_Goal_: Provide only the number of lines where "中国游戏市场实际销售收入" occurs.

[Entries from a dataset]
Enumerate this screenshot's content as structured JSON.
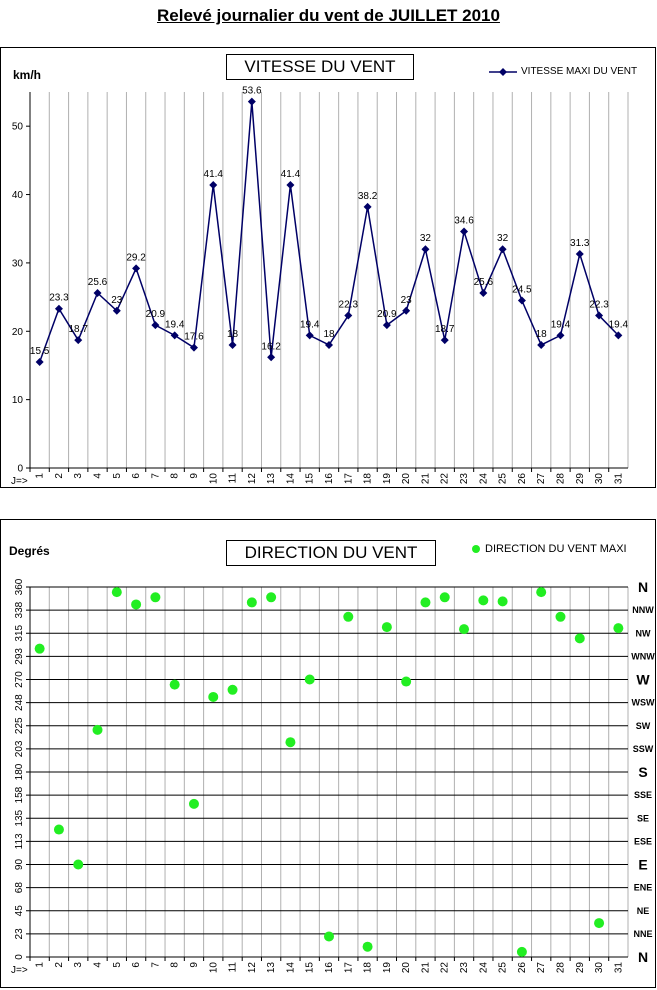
{
  "page": {
    "title": "Relevé journalier du vent de JUILLET 2010"
  },
  "chart_data": [
    {
      "type": "line",
      "title": "VITESSE DU VENT",
      "ylabel": "km/h",
      "xlabel": "",
      "x_prefix": "J=>",
      "categories": [
        "1",
        "2",
        "3",
        "4",
        "5",
        "6",
        "7",
        "8",
        "9",
        "10",
        "11",
        "12",
        "13",
        "14",
        "15",
        "16",
        "17",
        "18",
        "19",
        "20",
        "21",
        "22",
        "23",
        "24",
        "25",
        "26",
        "27",
        "28",
        "29",
        "30",
        "31"
      ],
      "series": [
        {
          "name": "VITESSE MAXI DU VENT",
          "color": "#000066",
          "values": [
            15.5,
            23.3,
            18.7,
            25.6,
            23,
            29.2,
            20.9,
            19.4,
            17.6,
            41.4,
            18,
            53.6,
            16.2,
            41.4,
            19.4,
            18,
            22.3,
            38.2,
            20.9,
            23,
            32,
            18.7,
            34.6,
            25.6,
            32,
            24.5,
            18,
            19.4,
            31.3,
            22.3,
            19.4
          ]
        }
      ],
      "data_labels": [
        "15.5",
        "23.3",
        "18.7",
        "25.6",
        "23",
        "29.2",
        "20.9",
        "19.4",
        "17.6",
        "41.4",
        "18",
        "53.6",
        "16.2",
        "41.4",
        "19.4",
        "18",
        "22.3",
        "38.2",
        "20.9",
        "23",
        "32",
        "18.7",
        "34.6",
        "25.6",
        "32",
        "24.5",
        "18",
        "19.4",
        "31.3",
        "22.3",
        "19.4"
      ],
      "ylim": [
        0,
        55
      ],
      "yticks": [
        0,
        10,
        20,
        30,
        40,
        50
      ],
      "grid": "vertical",
      "legend": "top-right"
    },
    {
      "type": "scatter",
      "title": "DIRECTION DU VENT",
      "ylabel": "Degrés",
      "xlabel": "",
      "x_prefix": "J=>",
      "categories": [
        "1",
        "2",
        "3",
        "4",
        "5",
        "6",
        "7",
        "8",
        "9",
        "10",
        "11",
        "12",
        "13",
        "14",
        "15",
        "16",
        "17",
        "18",
        "19",
        "20",
        "21",
        "22",
        "23",
        "24",
        "25",
        "26",
        "27",
        "28",
        "29",
        "30",
        "31"
      ],
      "series": [
        {
          "name": "DIRECTION DU VENT MAXI",
          "color": "#22ee22",
          "values": [
            300,
            124,
            90,
            221,
            355,
            343,
            350,
            265,
            149,
            253,
            260,
            345,
            350,
            209,
            270,
            20,
            331,
            10,
            321,
            268,
            345,
            350,
            319,
            347,
            346,
            5,
            355,
            331,
            310,
            33,
            320
          ]
        }
      ],
      "ylim": [
        0,
        360
      ],
      "yticks": [
        "0",
        "23",
        "45",
        "68",
        "90",
        "113",
        "135",
        "158",
        "180",
        "203",
        "225",
        "248",
        "270",
        "293",
        "315",
        "338",
        "360"
      ],
      "compass_labels": [
        "N",
        "NNE",
        "NE",
        "ENE",
        "E",
        "ESE",
        "SE",
        "SSE",
        "S",
        "SSW",
        "SW",
        "WSW",
        "W",
        "WNW",
        "NW",
        "NNW",
        "N"
      ],
      "grid": "both",
      "legend": "top-right"
    }
  ]
}
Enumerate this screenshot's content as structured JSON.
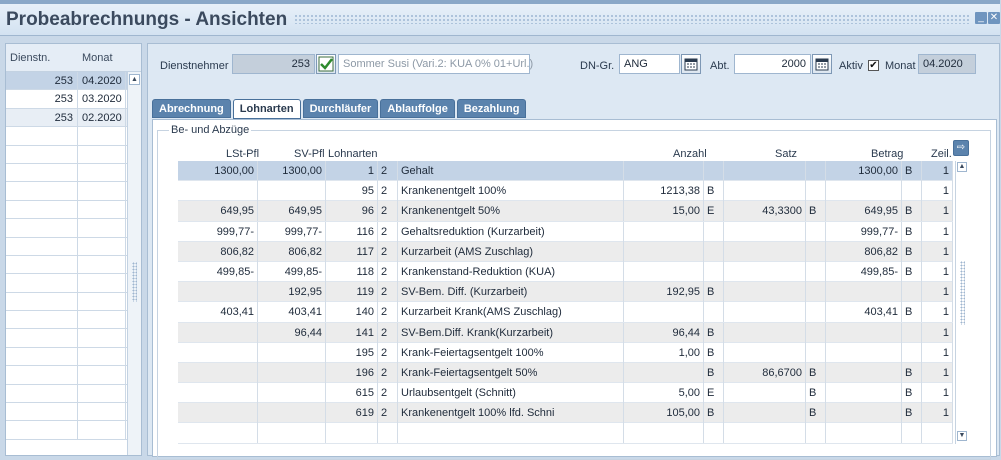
{
  "window": {
    "title": "Probeabrechnungs - Ansichten",
    "minimize_label": "_",
    "close_label": "✕"
  },
  "left_list": {
    "columns": [
      "Dienstn.",
      "Monat"
    ],
    "rows": [
      {
        "dienstnehmer": "253",
        "monat": "04.2020"
      },
      {
        "dienstnehmer": "253",
        "monat": "03.2020"
      },
      {
        "dienstnehmer": "253",
        "monat": "02.2020"
      }
    ],
    "scroll_up_glyph": "▲"
  },
  "header": {
    "dienstnehmer_label": "Dienstnehmer",
    "dienstnehmer_value": "253",
    "dienstnehmer_name": "Sommer Susi (Vari.2: KUA 0% 01+Url.)",
    "dngr_label": "DN-Gr.",
    "dngr_value": "ANG",
    "abt_label": "Abt.",
    "abt_value": "2000",
    "aktiv_label": "Aktiv",
    "aktiv_checked": true,
    "aktiv_mark": "✔",
    "monat_label": "Monat",
    "monat_value": "04.2020"
  },
  "tabs": [
    "Abrechnung",
    "Lohnarten",
    "Durchläufer",
    "Ablauffolge",
    "Bezahlung"
  ],
  "active_tab": "Lohnarten",
  "group": {
    "label": "Be- und Abzüge",
    "export_glyph": "⇨"
  },
  "grid": {
    "headers": {
      "lst": "LSt-Pfl",
      "sv": "SV-Pfl",
      "lohnarten": "Lohnarten",
      "anzahl": "Anzahl",
      "satz": "Satz",
      "betrag": "Betrag",
      "zeil": "Zeil."
    },
    "rows": [
      {
        "lst": "1300,00",
        "sv": "1300,00",
        "nr": "1",
        "k": "2",
        "name": "Gehalt",
        "anzahl": "",
        "a_flag": "",
        "satz": "",
        "s_flag": "",
        "betrag": "1300,00",
        "b_flag": "B",
        "zeil": "1"
      },
      {
        "lst": "",
        "sv": "",
        "nr": "95",
        "k": "2",
        "name": "Krankenentgelt 100%",
        "anzahl": "1213,38",
        "a_flag": "B",
        "satz": "",
        "s_flag": "",
        "betrag": "",
        "b_flag": "",
        "zeil": "1"
      },
      {
        "lst": "649,95",
        "sv": "649,95",
        "nr": "96",
        "k": "2",
        "name": "Krankenentgelt 50%",
        "anzahl": "15,00",
        "a_flag": "E",
        "satz": "43,3300",
        "s_flag": "B",
        "betrag": "649,95",
        "b_flag": "B",
        "zeil": "1"
      },
      {
        "lst": "999,77-",
        "sv": "999,77-",
        "nr": "116",
        "k": "2",
        "name": "Gehaltsreduktion (Kurzarbeit)",
        "anzahl": "",
        "a_flag": "",
        "satz": "",
        "s_flag": "",
        "betrag": "999,77-",
        "b_flag": "B",
        "zeil": "1"
      },
      {
        "lst": "806,82",
        "sv": "806,82",
        "nr": "117",
        "k": "2",
        "name": "Kurzarbeit (AMS Zuschlag)",
        "anzahl": "",
        "a_flag": "",
        "satz": "",
        "s_flag": "",
        "betrag": "806,82",
        "b_flag": "B",
        "zeil": "1"
      },
      {
        "lst": "499,85-",
        "sv": "499,85-",
        "nr": "118",
        "k": "2",
        "name": "Krankenstand-Reduktion (KUA)",
        "anzahl": "",
        "a_flag": "",
        "satz": "",
        "s_flag": "",
        "betrag": "499,85-",
        "b_flag": "B",
        "zeil": "1"
      },
      {
        "lst": "",
        "sv": "192,95",
        "nr": "119",
        "k": "2",
        "name": "SV-Bem. Diff. (Kurzarbeit)",
        "anzahl": "192,95",
        "a_flag": "B",
        "satz": "",
        "s_flag": "",
        "betrag": "",
        "b_flag": "",
        "zeil": "1"
      },
      {
        "lst": "403,41",
        "sv": "403,41",
        "nr": "140",
        "k": "2",
        "name": "Kurzarbeit Krank(AMS Zuschlag)",
        "anzahl": "",
        "a_flag": "",
        "satz": "",
        "s_flag": "",
        "betrag": "403,41",
        "b_flag": "B",
        "zeil": "1"
      },
      {
        "lst": "",
        "sv": "96,44",
        "nr": "141",
        "k": "2",
        "name": "SV-Bem.Diff. Krank(Kurzarbeit)",
        "anzahl": "96,44",
        "a_flag": "B",
        "satz": "",
        "s_flag": "",
        "betrag": "",
        "b_flag": "",
        "zeil": "1"
      },
      {
        "lst": "",
        "sv": "",
        "nr": "195",
        "k": "2",
        "name": "Krank-Feiertagsentgelt 100%",
        "anzahl": "1,00",
        "a_flag": "B",
        "satz": "",
        "s_flag": "",
        "betrag": "",
        "b_flag": "",
        "zeil": "1"
      },
      {
        "lst": "",
        "sv": "",
        "nr": "196",
        "k": "2",
        "name": "Krank-Feiertagsentgelt 50%",
        "anzahl": "",
        "a_flag": "B",
        "satz": "86,6700",
        "s_flag": "B",
        "betrag": "",
        "b_flag": "B",
        "zeil": "1"
      },
      {
        "lst": "",
        "sv": "",
        "nr": "615",
        "k": "2",
        "name": "Urlaubsentgelt (Schnitt)",
        "anzahl": "5,00",
        "a_flag": "E",
        "satz": "",
        "s_flag": "B",
        "betrag": "",
        "b_flag": "B",
        "zeil": "1"
      },
      {
        "lst": "",
        "sv": "",
        "nr": "619",
        "k": "2",
        "name": "Krankenentgelt 100% lfd. Schni",
        "anzahl": "105,00",
        "a_flag": "B",
        "satz": "",
        "s_flag": "B",
        "betrag": "",
        "b_flag": "B",
        "zeil": "1"
      }
    ],
    "scroll_up_glyph": "▲",
    "scroll_down_glyph": "▼"
  }
}
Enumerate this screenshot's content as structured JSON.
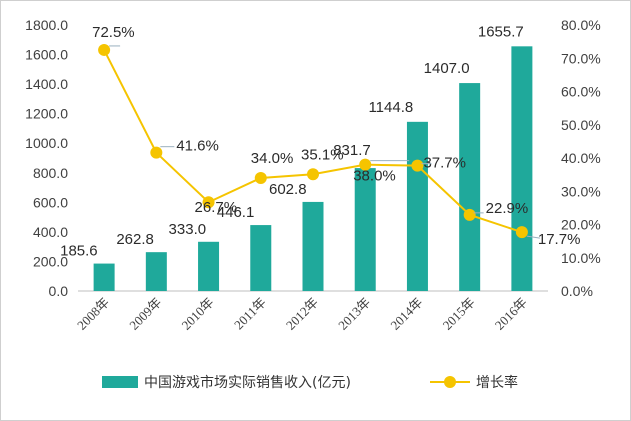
{
  "chart_data": {
    "type": "bar+line",
    "categories": [
      "2008年",
      "2009年",
      "2010年",
      "2011年",
      "2012年",
      "2013年",
      "2014年",
      "2015年",
      "2016年"
    ],
    "series": [
      {
        "name": "中国游戏市场实际销售收入(亿元)",
        "type": "bar",
        "axis": "left",
        "color": "#1fa99b",
        "values": [
          185.6,
          262.8,
          333.0,
          446.1,
          602.8,
          831.7,
          1144.8,
          1407.0,
          1655.7
        ],
        "value_labels": [
          "185.6",
          "262.8",
          "333.0",
          "446.1",
          "602.8",
          "831.7",
          "1144.8",
          "1407.0",
          "1655.7"
        ]
      },
      {
        "name": "增长率",
        "type": "line",
        "axis": "right",
        "color": "#f5c400",
        "values": [
          72.5,
          41.6,
          26.7,
          34.0,
          35.1,
          38.0,
          37.7,
          22.9,
          17.7
        ],
        "value_labels": [
          "72.5%",
          "41.6%",
          "26.7%",
          "34.0%",
          "35.1%",
          "38.0%",
          "37.7%",
          "22.9%",
          "17.7%"
        ]
      }
    ],
    "y_left": {
      "ylim": [
        0,
        1800
      ],
      "ticks": [
        "0.0",
        "200.0",
        "400.0",
        "600.0",
        "800.0",
        "1000.0",
        "1200.0",
        "1400.0",
        "1600.0",
        "1800.0"
      ]
    },
    "y_right": {
      "ylim": [
        0,
        80
      ],
      "ticks": [
        "0.0%",
        "10.0%",
        "20.0%",
        "30.0%",
        "40.0%",
        "50.0%",
        "60.0%",
        "70.0%",
        "80.0%"
      ]
    },
    "grid": false,
    "legend_position": "bottom"
  },
  "legend": {
    "bar_label": "中国游戏市场实际销售收入(亿元)",
    "line_label": "增长率"
  },
  "colors": {
    "bar": "#1fa99b",
    "line": "#f5c400",
    "axis": "#bfbfbf",
    "leader": "#9ab0bf"
  }
}
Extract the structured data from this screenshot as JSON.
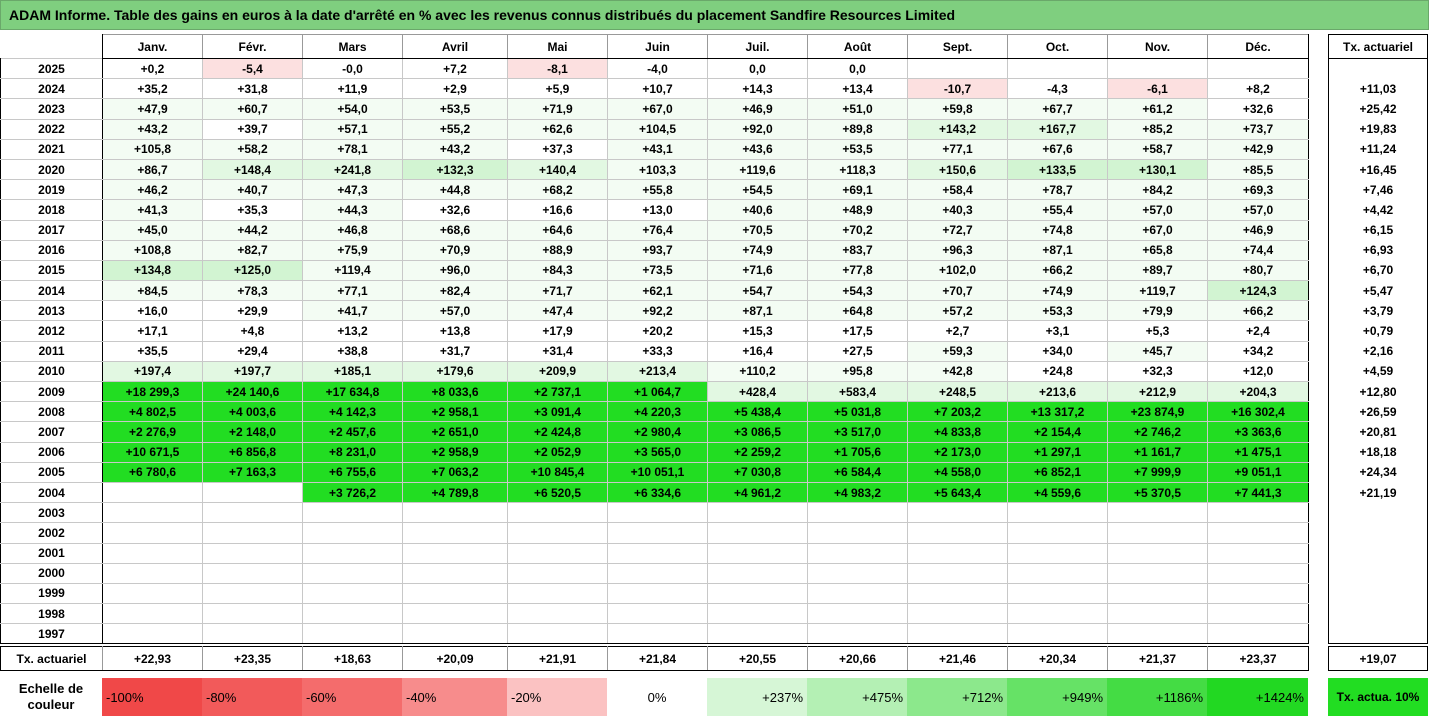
{
  "title": "ADAM Informe. Table des gains en euros à la date d'arrêté en % avec les revenus connus distribués du placement Sandfire Resources Limited",
  "months": [
    "Janv.",
    "Févr.",
    "Mars",
    "Avril",
    "Mai",
    "Juin",
    "Juil.",
    "Août",
    "Sept.",
    "Oct.",
    "Nov.",
    "Déc."
  ],
  "rate_header": "Tx. actuariel",
  "colors": {
    "neg_light": "#fce0e0",
    "pos_lightest": "#f3fcf3",
    "pos_light": "#e2f8e2",
    "pos_mid": "#d2f4d2",
    "bright_green": "#22dd22",
    "white": "#ffffff"
  },
  "rows": [
    {
      "year": "2025",
      "values": [
        "+0,2",
        "-5,4",
        "-0,0",
        "+7,2",
        "-8,1",
        "-4,0",
        "0,0",
        "0,0",
        "",
        "",
        "",
        ""
      ],
      "rate": ""
    },
    {
      "year": "2024",
      "values": [
        "+35,2",
        "+31,8",
        "+11,9",
        "+2,9",
        "+5,9",
        "+10,7",
        "+14,3",
        "+13,4",
        "-10,7",
        "-4,3",
        "-6,1",
        "+8,2"
      ],
      "rate": "+11,03"
    },
    {
      "year": "2023",
      "values": [
        "+47,9",
        "+60,7",
        "+54,0",
        "+53,5",
        "+71,9",
        "+67,0",
        "+46,9",
        "+51,0",
        "+59,8",
        "+67,7",
        "+61,2",
        "+32,6"
      ],
      "rate": "+25,42"
    },
    {
      "year": "2022",
      "values": [
        "+43,2",
        "+39,7",
        "+57,1",
        "+55,2",
        "+62,6",
        "+104,5",
        "+92,0",
        "+89,8",
        "+143,2",
        "+167,7",
        "+85,2",
        "+73,7"
      ],
      "rate": "+19,83"
    },
    {
      "year": "2021",
      "values": [
        "+105,8",
        "+58,2",
        "+78,1",
        "+43,2",
        "+37,3",
        "+43,1",
        "+43,6",
        "+53,5",
        "+77,1",
        "+67,6",
        "+58,7",
        "+42,9"
      ],
      "rate": "+11,24"
    },
    {
      "year": "2020",
      "values": [
        "+86,7",
        "+148,4",
        "+241,8",
        "+132,3",
        "+140,4",
        "+103,3",
        "+119,6",
        "+118,3",
        "+150,6",
        "+133,5",
        "+130,1",
        "+85,5"
      ],
      "rate": "+16,45"
    },
    {
      "year": "2019",
      "values": [
        "+46,2",
        "+40,7",
        "+47,3",
        "+44,8",
        "+68,2",
        "+55,8",
        "+54,5",
        "+69,1",
        "+58,4",
        "+78,7",
        "+84,2",
        "+69,3"
      ],
      "rate": "+7,46"
    },
    {
      "year": "2018",
      "values": [
        "+41,3",
        "+35,3",
        "+44,3",
        "+32,6",
        "+16,6",
        "+13,0",
        "+40,6",
        "+48,9",
        "+40,3",
        "+55,4",
        "+57,0",
        "+57,0"
      ],
      "rate": "+4,42"
    },
    {
      "year": "2017",
      "values": [
        "+45,0",
        "+44,2",
        "+46,8",
        "+68,6",
        "+64,6",
        "+76,4",
        "+70,5",
        "+70,2",
        "+72,7",
        "+74,8",
        "+67,0",
        "+46,9"
      ],
      "rate": "+6,15"
    },
    {
      "year": "2016",
      "values": [
        "+108,8",
        "+82,7",
        "+75,9",
        "+70,9",
        "+88,9",
        "+93,7",
        "+74,9",
        "+83,7",
        "+96,3",
        "+87,1",
        "+65,8",
        "+74,4"
      ],
      "rate": "+6,93"
    },
    {
      "year": "2015",
      "values": [
        "+134,8",
        "+125,0",
        "+119,4",
        "+96,0",
        "+84,3",
        "+73,5",
        "+71,6",
        "+77,8",
        "+102,0",
        "+66,2",
        "+89,7",
        "+80,7"
      ],
      "rate": "+6,70"
    },
    {
      "year": "2014",
      "values": [
        "+84,5",
        "+78,3",
        "+77,1",
        "+82,4",
        "+71,7",
        "+62,1",
        "+54,7",
        "+54,3",
        "+70,7",
        "+74,9",
        "+119,7",
        "+124,3"
      ],
      "rate": "+5,47"
    },
    {
      "year": "2013",
      "values": [
        "+16,0",
        "+29,9",
        "+41,7",
        "+57,0",
        "+47,4",
        "+92,2",
        "+87,1",
        "+64,8",
        "+57,2",
        "+53,3",
        "+79,9",
        "+66,2"
      ],
      "rate": "+3,79"
    },
    {
      "year": "2012",
      "values": [
        "+17,1",
        "+4,8",
        "+13,2",
        "+13,8",
        "+17,9",
        "+20,2",
        "+15,3",
        "+17,5",
        "+2,7",
        "+3,1",
        "+5,3",
        "+2,4"
      ],
      "rate": "+0,79"
    },
    {
      "year": "2011",
      "values": [
        "+35,5",
        "+29,4",
        "+38,8",
        "+31,7",
        "+31,4",
        "+33,3",
        "+16,4",
        "+27,5",
        "+59,3",
        "+34,0",
        "+45,7",
        "+34,2"
      ],
      "rate": "+2,16"
    },
    {
      "year": "2010",
      "values": [
        "+197,4",
        "+197,7",
        "+185,1",
        "+179,6",
        "+209,9",
        "+213,4",
        "+110,2",
        "+95,8",
        "+42,8",
        "+24,8",
        "+32,3",
        "+12,0"
      ],
      "rate": "+4,59"
    },
    {
      "year": "2009",
      "values": [
        "+18 299,3",
        "+24 140,6",
        "+17 634,8",
        "+8 033,6",
        "+2 737,1",
        "+1 064,7",
        "+428,4",
        "+583,4",
        "+248,5",
        "+213,6",
        "+212,9",
        "+204,3"
      ],
      "rate": "+12,80"
    },
    {
      "year": "2008",
      "values": [
        "+4 802,5",
        "+4 003,6",
        "+4 142,3",
        "+2 958,1",
        "+3 091,4",
        "+4 220,3",
        "+5 438,4",
        "+5 031,8",
        "+7 203,2",
        "+13 317,2",
        "+23 874,9",
        "+16 302,4"
      ],
      "rate": "+26,59"
    },
    {
      "year": "2007",
      "values": [
        "+2 276,9",
        "+2 148,0",
        "+2 457,6",
        "+2 651,0",
        "+2 424,8",
        "+2 980,4",
        "+3 086,5",
        "+3 517,0",
        "+4 833,8",
        "+2 154,4",
        "+2 746,2",
        "+3 363,6"
      ],
      "rate": "+20,81"
    },
    {
      "year": "2006",
      "values": [
        "+10 671,5",
        "+6 856,8",
        "+8 231,0",
        "+2 958,9",
        "+2 052,9",
        "+3 565,0",
        "+2 259,2",
        "+1 705,6",
        "+2 173,0",
        "+1 297,1",
        "+1 161,7",
        "+1 475,1"
      ],
      "rate": "+18,18"
    },
    {
      "year": "2005",
      "values": [
        "+6 780,6",
        "+7 163,3",
        "+6 755,6",
        "+7 063,2",
        "+10 845,4",
        "+10 051,1",
        "+7 030,8",
        "+6 584,4",
        "+4 558,0",
        "+6 852,1",
        "+7 999,9",
        "+9 051,1"
      ],
      "rate": "+24,34"
    },
    {
      "year": "2004",
      "values": [
        "",
        "",
        "+3 726,2",
        "+4 789,8",
        "+6 520,5",
        "+6 334,6",
        "+4 961,2",
        "+4 983,2",
        "+5 643,4",
        "+4 559,6",
        "+5 370,5",
        "+7 441,3"
      ],
      "rate": "+21,19"
    },
    {
      "year": "2003",
      "values": [
        "",
        "",
        "",
        "",
        "",
        "",
        "",
        "",
        "",
        "",
        "",
        ""
      ],
      "rate": ""
    },
    {
      "year": "2002",
      "values": [
        "",
        "",
        "",
        "",
        "",
        "",
        "",
        "",
        "",
        "",
        "",
        ""
      ],
      "rate": ""
    },
    {
      "year": "2001",
      "values": [
        "",
        "",
        "",
        "",
        "",
        "",
        "",
        "",
        "",
        "",
        "",
        ""
      ],
      "rate": ""
    },
    {
      "year": "2000",
      "values": [
        "",
        "",
        "",
        "",
        "",
        "",
        "",
        "",
        "",
        "",
        "",
        ""
      ],
      "rate": ""
    },
    {
      "year": "1999",
      "values": [
        "",
        "",
        "",
        "",
        "",
        "",
        "",
        "",
        "",
        "",
        "",
        ""
      ],
      "rate": ""
    },
    {
      "year": "1998",
      "values": [
        "",
        "",
        "",
        "",
        "",
        "",
        "",
        "",
        "",
        "",
        "",
        ""
      ],
      "rate": ""
    },
    {
      "year": "1997",
      "values": [
        "",
        "",
        "",
        "",
        "",
        "",
        "",
        "",
        "",
        "",
        "",
        ""
      ],
      "rate": ""
    }
  ],
  "totals": {
    "label": "Tx. actuariel",
    "values": [
      "+22,93",
      "+23,35",
      "+18,63",
      "+20,09",
      "+21,91",
      "+21,84",
      "+20,55",
      "+20,66",
      "+21,46",
      "+20,34",
      "+21,37",
      "+23,37"
    ],
    "overall": "+19,07"
  },
  "scale": {
    "label": "Echelle de couleur",
    "items": [
      {
        "text": "-100%",
        "color": "#f04848",
        "align": "left"
      },
      {
        "text": "-80%",
        "color": "#f25a5a",
        "align": "left"
      },
      {
        "text": "-60%",
        "color": "#f46c6c",
        "align": "left"
      },
      {
        "text": "-40%",
        "color": "#f78c8c",
        "align": "left"
      },
      {
        "text": "-20%",
        "color": "#fbc2c2",
        "align": "left"
      },
      {
        "text": "0%",
        "color": "#ffffff",
        "align": "center"
      },
      {
        "text": "+237%",
        "color": "#d6f6d6",
        "align": "right"
      },
      {
        "text": "+475%",
        "color": "#b4f0b4",
        "align": "right"
      },
      {
        "text": "+712%",
        "color": "#8ce88c",
        "align": "right"
      },
      {
        "text": "+949%",
        "color": "#66e266",
        "align": "right"
      },
      {
        "text": "+1186%",
        "color": "#44dc44",
        "align": "right"
      },
      {
        "text": "+1424%",
        "color": "#22d822",
        "align": "right"
      }
    ],
    "side": "Tx. actua. 10%"
  }
}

_Task solution_: 2